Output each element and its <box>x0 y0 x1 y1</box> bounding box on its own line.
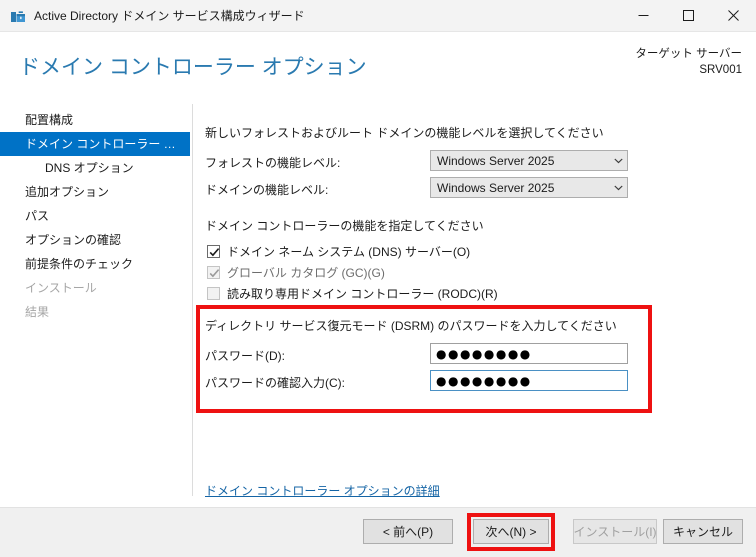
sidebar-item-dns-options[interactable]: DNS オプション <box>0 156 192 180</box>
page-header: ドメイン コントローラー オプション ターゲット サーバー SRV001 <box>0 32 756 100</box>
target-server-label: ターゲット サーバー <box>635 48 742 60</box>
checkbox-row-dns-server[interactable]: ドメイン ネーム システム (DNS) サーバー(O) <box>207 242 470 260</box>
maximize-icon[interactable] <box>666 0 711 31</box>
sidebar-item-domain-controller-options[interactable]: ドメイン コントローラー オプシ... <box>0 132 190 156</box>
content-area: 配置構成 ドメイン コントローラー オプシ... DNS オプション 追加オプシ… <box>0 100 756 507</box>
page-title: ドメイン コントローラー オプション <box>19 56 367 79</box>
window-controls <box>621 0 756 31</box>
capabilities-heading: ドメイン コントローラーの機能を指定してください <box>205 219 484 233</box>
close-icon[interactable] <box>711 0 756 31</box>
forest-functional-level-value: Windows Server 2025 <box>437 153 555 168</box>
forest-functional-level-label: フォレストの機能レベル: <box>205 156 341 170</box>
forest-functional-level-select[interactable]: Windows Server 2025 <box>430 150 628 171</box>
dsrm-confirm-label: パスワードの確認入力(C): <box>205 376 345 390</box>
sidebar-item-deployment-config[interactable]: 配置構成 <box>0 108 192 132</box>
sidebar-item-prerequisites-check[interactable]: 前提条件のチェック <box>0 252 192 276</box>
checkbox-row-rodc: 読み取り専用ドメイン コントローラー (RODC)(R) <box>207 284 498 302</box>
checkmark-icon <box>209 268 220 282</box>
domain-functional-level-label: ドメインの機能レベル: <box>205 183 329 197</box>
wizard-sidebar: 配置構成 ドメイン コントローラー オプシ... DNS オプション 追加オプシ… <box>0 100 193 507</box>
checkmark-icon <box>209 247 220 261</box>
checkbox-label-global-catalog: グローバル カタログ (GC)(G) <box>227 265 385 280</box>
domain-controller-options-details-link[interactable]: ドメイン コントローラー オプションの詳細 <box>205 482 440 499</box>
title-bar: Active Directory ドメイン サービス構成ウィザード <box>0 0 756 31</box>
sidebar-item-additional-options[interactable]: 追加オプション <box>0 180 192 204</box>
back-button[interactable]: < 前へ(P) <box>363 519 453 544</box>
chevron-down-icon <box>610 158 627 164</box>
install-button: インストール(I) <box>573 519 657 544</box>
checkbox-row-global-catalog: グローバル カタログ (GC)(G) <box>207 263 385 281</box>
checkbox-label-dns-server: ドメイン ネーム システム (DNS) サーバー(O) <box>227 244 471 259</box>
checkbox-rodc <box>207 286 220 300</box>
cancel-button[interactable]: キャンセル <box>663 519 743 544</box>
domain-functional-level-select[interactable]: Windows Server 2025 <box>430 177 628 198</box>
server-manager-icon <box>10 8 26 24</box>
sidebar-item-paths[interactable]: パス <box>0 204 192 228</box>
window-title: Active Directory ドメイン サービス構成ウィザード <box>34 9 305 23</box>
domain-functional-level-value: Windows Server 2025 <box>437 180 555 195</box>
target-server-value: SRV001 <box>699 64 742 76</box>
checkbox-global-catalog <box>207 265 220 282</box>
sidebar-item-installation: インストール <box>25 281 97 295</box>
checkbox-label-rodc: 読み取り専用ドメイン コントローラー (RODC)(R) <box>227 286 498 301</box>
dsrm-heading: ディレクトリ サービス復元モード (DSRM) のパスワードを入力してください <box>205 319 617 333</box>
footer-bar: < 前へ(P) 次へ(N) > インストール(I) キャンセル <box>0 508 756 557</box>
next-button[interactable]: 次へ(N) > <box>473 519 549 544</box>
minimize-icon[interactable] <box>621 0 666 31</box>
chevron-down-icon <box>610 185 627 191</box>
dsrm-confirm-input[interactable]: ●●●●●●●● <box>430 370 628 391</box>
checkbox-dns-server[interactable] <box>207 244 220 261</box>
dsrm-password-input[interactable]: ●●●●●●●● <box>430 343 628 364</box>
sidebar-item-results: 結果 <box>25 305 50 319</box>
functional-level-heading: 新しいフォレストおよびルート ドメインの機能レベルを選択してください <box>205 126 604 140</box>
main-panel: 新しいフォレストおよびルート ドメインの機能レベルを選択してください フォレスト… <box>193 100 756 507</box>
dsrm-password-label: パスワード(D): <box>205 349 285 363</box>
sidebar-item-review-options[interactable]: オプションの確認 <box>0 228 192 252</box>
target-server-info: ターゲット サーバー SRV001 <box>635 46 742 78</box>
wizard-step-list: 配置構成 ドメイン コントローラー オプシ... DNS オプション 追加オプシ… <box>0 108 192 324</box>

> [Task instructions]
Write out every line of the items above word for word, omitting the pictures.

> [Solution to this task]
Output each element and its <box>x0 y0 x1 y1</box> bounding box on its own line.
sidebar-item-dns-options[interactable]: DNS オプション <box>0 156 192 180</box>
page-header: ドメイン コントローラー オプション ターゲット サーバー SRV001 <box>0 32 756 100</box>
target-server-label: ターゲット サーバー <box>635 48 742 60</box>
checkbox-row-dns-server[interactable]: ドメイン ネーム システム (DNS) サーバー(O) <box>207 242 470 260</box>
maximize-icon[interactable] <box>666 0 711 31</box>
sidebar-item-domain-controller-options[interactable]: ドメイン コントローラー オプシ... <box>0 132 190 156</box>
content-area: 配置構成 ドメイン コントローラー オプシ... DNS オプション 追加オプシ… <box>0 100 756 507</box>
page-title: ドメイン コントローラー オプション <box>19 56 367 79</box>
window-controls <box>621 0 756 31</box>
capabilities-heading: ドメイン コントローラーの機能を指定してください <box>205 219 484 233</box>
close-icon[interactable] <box>711 0 756 31</box>
forest-functional-level-value: Windows Server 2025 <box>437 153 555 168</box>
forest-functional-level-label: フォレストの機能レベル: <box>205 156 341 170</box>
forest-functional-level-select[interactable]: Windows Server 2025 <box>430 150 628 171</box>
dsrm-confirm-label: パスワードの確認入力(C): <box>205 376 345 390</box>
sidebar-item-deployment-config[interactable]: 配置構成 <box>0 108 192 132</box>
sidebar-item-prerequisites-check[interactable]: 前提条件のチェック <box>0 252 192 276</box>
checkbox-row-rodc: 読み取り専用ドメイン コントローラー (RODC)(R) <box>207 284 498 302</box>
checkmark-icon <box>209 268 220 282</box>
domain-functional-level-label: ドメインの機能レベル: <box>205 183 329 197</box>
wizard-sidebar: 配置構成 ドメイン コントローラー オプシ... DNS オプション 追加オプシ… <box>0 100 193 507</box>
checkmark-icon <box>209 247 220 261</box>
checkbox-label-global-catalog: グローバル カタログ (GC)(G) <box>227 265 385 280</box>
domain-controller-options-details-link[interactable]: ドメイン コントローラー オプションの詳細 <box>205 482 440 499</box>
title-bar: Active Directory ドメイン サービス構成ウィザード <box>0 0 756 31</box>
sidebar-item-additional-options[interactable]: 追加オプション <box>0 180 192 204</box>
back-button[interactable]: < 前へ(P) <box>363 519 453 544</box>
chevron-down-icon <box>610 158 627 164</box>
install-button: インストール(I) <box>573 519 657 544</box>
checkbox-row-global-catalog: グローバル カタログ (GC)(G) <box>207 263 385 281</box>
checkbox-label-dns-server: ドメイン ネーム システム (DNS) サーバー(O) <box>227 244 471 259</box>
checkbox-rodc <box>207 286 220 300</box>
cancel-button[interactable]: キャンセル <box>663 519 743 544</box>
domain-functional-level-select[interactable]: Windows Server 2025 <box>430 177 628 198</box>
server-manager-icon <box>10 8 26 24</box>
sidebar-item-paths[interactable]: パス <box>0 204 192 228</box>
window-title: Active Directory ドメイン サービス構成ウィザード <box>34 9 305 23</box>
domain-functional-level-value: Windows Server 2025 <box>437 180 555 195</box>
target-server-value: SRV001 <box>699 64 742 76</box>
checkbox-global-catalog <box>207 265 220 282</box>
sidebar-item-installation: インストール <box>25 281 97 295</box>
checkbox-label-rodc: 読み取り専用ドメイン コントローラー (RODC)(R) <box>227 286 498 301</box>
dsrm-heading: ディレクトリ サービス復元モード (DSRM) のパスワードを入力してください <box>205 319 617 333</box>
footer-bar: < 前へ(P) 次へ(N) > インストール(I) キャンセル <box>0 508 756 557</box>
next-button[interactable]: 次へ(N) > <box>473 519 549 544</box>
minimize-icon[interactable] <box>621 0 666 31</box>
chevron-down-icon <box>610 185 627 191</box>
dsrm-confirm-input[interactable]: ●●●●●●●● <box>430 370 628 391</box>
checkbox-dns-server[interactable] <box>207 244 220 261</box>
dsrm-password-input[interactable]: ●●●●●●●● <box>430 343 628 364</box>
sidebar-item-results: 結果 <box>25 305 50 319</box>
functional-level-heading: 新しいフォレストおよびルート ドメインの機能レベルを選択してください <box>205 126 604 140</box>
main-panel: 新しいフォレストおよびルート ドメインの機能レベルを選択してください フォレスト… <box>193 100 756 507</box>
dsrm-password-label: パスワード(D): <box>205 349 285 363</box>
sidebar-item-review-options[interactable]: オプションの確認 <box>0 228 192 252</box>
target-server-info: ターゲット サーバー SRV001 <box>635 46 742 78</box>
wizard-step-list: 配置構成 ドメイン コントローラー オプシ... DNS オプション 追加オプシ… <box>0 108 192 324</box>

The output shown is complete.